### What is being asked
Copy out every line exactly as given.

### Material for this task
========

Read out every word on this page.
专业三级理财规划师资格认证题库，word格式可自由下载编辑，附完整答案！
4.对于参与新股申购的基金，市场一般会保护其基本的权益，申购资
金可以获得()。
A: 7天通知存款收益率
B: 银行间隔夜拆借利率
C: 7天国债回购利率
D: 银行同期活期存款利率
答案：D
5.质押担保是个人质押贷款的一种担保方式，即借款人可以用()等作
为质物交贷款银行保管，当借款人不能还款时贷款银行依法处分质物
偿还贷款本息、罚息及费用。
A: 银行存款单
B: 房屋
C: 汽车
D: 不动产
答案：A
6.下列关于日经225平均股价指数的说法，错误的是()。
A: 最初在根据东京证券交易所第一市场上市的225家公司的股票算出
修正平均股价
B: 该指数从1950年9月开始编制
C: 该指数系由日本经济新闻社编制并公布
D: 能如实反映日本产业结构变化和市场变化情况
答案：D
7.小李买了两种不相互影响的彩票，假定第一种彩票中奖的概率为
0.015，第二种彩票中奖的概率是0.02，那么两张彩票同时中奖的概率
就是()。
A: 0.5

========

### Result of the task
Read out every word on this page.
专业三级理财规划师资格认证题库，word格式可自由下载编辑，附完整答案！
4.对于参与新股申购的基金，市场一般会保护其基本的权益，申购资
金可以获得()。
A: 7天通知存款收益率
B: 银行间隔夜拆借利率
C: 7天国债回购利率
D: 银行同期活期存款利率
答案：D
5.质押担保是个人质押贷款的一种担保方式，即借款人可以用()等作
为质物交贷款银行保管，当借款人不能还款时贷款银行依法处分质物
偿还贷款本息、罚息及费用。
A: 银行存款单
B: 房屋
C: 汽车
D: 不动产
答案：A
6.下列关于日经225平均股价指数的说法，错误的是()。
A: 最初在根据东京证券交易所第一市场上市的225家公司的股票算出
修正平均股价
B: 该指数从1950年9月开始编制
C: 该指数系由日本经济新闻社编制并公布
D: 能如实反映日本产业结构变化和市场变化情况
答案：D
7.小李买了两种不相互影响的彩票，假定第一种彩票中奖的概率为
0.015，第二种彩票中奖的概率是0.02，那么两张彩票同时中奖的概率
就是()。
A: 0.5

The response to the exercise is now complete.